> **WHAT IS EXPECTED**:
Retype the lines of data word for word, starting at the first line and ending at the line that contains "top-header: Booka xyxy=(0,0,500,64)".

--- START OF RECORDS FOR THE EXERCISE ---

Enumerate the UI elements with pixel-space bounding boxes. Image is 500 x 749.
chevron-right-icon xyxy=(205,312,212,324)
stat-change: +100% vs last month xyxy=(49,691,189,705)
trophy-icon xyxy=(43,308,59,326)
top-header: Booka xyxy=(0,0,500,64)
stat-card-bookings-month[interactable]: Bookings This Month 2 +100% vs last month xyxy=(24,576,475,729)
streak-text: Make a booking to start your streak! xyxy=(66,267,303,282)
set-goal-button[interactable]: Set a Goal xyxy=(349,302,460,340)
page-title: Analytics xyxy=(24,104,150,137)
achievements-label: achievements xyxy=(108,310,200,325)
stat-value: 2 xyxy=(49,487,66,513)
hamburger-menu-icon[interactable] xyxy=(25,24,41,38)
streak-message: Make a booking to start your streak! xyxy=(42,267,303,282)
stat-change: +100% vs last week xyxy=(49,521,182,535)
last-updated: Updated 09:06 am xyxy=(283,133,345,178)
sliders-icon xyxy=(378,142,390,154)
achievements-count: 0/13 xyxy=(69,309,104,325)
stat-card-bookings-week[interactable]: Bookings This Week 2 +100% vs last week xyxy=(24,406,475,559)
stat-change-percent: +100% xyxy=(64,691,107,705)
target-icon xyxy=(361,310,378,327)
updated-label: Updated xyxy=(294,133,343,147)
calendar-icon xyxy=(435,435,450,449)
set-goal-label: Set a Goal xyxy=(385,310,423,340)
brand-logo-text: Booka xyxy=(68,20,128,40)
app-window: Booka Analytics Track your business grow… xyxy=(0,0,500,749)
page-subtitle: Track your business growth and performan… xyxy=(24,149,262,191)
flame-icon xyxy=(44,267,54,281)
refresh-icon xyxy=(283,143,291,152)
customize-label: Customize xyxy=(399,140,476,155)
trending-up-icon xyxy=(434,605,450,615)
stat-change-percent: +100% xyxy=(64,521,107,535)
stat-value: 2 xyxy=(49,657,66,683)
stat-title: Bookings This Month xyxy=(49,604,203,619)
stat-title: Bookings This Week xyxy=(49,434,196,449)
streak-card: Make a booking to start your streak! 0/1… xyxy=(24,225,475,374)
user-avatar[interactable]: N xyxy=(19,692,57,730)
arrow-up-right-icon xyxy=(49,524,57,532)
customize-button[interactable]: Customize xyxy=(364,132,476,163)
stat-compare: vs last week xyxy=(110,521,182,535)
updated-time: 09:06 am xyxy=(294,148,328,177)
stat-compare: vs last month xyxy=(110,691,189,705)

--- END OF RECORDS FOR THE EXERCISE ---

> **THE RESPONSE**:
Enumerate the UI elements with pixel-space bounding boxes. Image is 500 x 749.
chevron-right-icon xyxy=(205,312,212,324)
stat-change: +100% vs last month xyxy=(49,691,189,705)
trophy-icon xyxy=(43,308,59,326)
top-header: Booka xyxy=(0,0,500,64)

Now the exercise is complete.